Report each line of the data that has "this" somewhere in it.

============================================================

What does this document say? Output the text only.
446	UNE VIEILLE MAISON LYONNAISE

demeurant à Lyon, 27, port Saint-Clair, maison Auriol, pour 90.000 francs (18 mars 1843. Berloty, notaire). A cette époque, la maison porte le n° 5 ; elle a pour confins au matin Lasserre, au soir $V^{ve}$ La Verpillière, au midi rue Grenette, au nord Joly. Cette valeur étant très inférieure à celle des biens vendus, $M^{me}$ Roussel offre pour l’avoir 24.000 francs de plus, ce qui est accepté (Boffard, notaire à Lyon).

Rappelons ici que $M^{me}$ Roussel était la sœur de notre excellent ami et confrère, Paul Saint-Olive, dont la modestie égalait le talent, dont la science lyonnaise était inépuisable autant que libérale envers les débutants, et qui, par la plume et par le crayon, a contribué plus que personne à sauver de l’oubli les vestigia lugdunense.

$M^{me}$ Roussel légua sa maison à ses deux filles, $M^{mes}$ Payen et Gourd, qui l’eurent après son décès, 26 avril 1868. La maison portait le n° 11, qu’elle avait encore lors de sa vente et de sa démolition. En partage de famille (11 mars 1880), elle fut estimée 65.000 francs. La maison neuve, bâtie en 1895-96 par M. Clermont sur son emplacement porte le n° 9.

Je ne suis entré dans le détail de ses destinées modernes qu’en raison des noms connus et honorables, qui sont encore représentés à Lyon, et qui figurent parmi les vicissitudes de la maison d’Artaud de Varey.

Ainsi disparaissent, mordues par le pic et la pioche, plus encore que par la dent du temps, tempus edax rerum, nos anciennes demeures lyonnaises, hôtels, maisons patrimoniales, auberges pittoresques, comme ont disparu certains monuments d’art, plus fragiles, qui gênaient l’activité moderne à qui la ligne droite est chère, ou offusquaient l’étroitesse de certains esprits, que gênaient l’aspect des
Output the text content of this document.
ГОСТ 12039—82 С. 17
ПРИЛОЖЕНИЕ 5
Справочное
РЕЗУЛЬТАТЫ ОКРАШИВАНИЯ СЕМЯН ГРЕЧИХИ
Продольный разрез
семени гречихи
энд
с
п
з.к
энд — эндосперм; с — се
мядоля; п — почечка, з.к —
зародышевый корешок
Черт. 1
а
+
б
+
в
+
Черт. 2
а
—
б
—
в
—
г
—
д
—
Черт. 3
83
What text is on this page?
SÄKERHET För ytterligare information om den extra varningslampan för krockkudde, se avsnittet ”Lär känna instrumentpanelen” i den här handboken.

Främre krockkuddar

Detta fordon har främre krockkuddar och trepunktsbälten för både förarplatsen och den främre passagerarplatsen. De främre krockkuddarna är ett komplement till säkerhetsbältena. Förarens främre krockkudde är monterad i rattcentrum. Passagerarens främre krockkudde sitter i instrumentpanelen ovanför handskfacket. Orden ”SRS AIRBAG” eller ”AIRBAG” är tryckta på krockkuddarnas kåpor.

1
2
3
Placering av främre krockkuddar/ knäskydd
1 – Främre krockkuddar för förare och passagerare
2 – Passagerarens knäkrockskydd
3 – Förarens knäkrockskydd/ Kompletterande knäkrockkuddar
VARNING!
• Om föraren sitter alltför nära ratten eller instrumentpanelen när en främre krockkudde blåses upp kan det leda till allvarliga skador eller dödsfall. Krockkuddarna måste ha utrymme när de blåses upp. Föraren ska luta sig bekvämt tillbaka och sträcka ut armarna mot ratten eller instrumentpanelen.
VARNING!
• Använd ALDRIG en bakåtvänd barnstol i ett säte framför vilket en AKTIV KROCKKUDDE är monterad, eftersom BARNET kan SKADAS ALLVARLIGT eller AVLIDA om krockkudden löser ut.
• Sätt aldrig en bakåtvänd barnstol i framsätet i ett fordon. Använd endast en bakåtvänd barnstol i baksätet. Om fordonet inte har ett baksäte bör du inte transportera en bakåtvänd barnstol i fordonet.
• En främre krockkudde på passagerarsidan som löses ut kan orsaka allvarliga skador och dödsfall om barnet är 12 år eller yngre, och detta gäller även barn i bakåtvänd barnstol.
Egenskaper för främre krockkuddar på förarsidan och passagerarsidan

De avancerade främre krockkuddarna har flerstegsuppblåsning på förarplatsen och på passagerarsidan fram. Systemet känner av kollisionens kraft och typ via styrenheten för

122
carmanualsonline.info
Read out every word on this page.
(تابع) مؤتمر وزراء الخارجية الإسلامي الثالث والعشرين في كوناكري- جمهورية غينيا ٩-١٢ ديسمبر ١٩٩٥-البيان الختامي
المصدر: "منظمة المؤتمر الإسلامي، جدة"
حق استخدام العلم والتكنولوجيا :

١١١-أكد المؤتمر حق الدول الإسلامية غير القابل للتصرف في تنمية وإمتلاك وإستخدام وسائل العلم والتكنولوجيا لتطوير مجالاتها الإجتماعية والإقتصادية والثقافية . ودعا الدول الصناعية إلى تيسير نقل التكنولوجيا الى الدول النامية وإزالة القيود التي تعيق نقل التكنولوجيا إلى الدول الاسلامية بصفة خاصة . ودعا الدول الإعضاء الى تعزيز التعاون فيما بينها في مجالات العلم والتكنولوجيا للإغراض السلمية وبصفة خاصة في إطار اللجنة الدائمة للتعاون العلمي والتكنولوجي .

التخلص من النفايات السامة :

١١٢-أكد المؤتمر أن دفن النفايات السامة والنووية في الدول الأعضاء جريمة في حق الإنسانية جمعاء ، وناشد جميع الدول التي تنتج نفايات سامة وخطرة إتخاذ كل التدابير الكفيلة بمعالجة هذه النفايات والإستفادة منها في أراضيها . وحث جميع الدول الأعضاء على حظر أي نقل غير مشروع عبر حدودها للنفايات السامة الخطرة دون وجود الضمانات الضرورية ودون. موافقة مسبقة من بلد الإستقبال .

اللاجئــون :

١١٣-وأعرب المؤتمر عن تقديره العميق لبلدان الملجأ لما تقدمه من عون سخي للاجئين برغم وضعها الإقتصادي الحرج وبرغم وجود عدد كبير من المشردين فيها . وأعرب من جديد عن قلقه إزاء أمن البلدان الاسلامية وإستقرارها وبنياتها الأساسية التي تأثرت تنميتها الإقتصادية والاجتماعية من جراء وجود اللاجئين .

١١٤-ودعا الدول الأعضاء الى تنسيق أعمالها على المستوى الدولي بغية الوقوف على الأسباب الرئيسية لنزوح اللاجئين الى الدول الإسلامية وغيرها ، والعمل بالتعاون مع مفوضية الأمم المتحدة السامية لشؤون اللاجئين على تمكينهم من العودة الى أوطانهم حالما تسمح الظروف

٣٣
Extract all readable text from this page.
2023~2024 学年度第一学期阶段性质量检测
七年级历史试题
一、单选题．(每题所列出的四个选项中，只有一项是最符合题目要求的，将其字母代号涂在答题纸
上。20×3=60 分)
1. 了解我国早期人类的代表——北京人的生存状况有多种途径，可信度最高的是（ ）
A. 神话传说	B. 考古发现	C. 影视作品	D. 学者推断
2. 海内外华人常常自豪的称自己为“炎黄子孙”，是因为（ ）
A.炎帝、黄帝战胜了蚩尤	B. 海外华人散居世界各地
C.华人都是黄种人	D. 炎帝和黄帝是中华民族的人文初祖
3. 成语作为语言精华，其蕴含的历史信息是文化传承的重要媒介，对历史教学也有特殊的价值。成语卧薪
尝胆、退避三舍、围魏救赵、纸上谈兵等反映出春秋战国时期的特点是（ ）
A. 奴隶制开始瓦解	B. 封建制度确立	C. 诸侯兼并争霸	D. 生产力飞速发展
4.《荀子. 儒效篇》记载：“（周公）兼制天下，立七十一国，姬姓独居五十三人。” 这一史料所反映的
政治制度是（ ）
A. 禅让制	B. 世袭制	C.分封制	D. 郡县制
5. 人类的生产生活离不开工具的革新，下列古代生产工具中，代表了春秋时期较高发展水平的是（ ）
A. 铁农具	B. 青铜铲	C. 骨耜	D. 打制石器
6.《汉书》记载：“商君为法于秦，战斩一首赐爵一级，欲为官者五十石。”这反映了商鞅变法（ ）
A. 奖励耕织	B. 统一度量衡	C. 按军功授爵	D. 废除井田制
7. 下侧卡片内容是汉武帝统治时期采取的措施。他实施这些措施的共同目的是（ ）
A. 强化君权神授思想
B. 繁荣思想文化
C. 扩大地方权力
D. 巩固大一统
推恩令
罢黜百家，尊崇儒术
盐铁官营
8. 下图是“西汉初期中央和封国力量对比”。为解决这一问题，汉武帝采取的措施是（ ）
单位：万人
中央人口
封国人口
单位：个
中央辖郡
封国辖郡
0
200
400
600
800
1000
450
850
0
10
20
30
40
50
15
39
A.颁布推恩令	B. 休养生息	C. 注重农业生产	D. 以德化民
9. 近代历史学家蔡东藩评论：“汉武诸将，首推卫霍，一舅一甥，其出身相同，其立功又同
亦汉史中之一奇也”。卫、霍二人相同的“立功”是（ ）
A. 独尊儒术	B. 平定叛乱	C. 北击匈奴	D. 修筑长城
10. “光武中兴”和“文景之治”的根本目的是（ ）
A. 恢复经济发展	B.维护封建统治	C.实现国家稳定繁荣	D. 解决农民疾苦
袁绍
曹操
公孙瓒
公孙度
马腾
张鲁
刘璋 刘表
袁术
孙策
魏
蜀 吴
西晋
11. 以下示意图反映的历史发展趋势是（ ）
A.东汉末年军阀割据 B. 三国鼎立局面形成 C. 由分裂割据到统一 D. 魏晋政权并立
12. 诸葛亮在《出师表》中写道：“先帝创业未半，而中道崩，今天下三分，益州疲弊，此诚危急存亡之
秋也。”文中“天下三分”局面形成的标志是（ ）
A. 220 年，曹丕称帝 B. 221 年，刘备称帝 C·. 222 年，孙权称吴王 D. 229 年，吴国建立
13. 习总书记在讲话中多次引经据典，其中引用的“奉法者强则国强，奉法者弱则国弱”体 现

============================================================

• **Correct answer**:
What does this document say? Output the text only.
Output the text content of this document.
What text is on this page?
Read out every word on this page.
Extract all readable text from this page.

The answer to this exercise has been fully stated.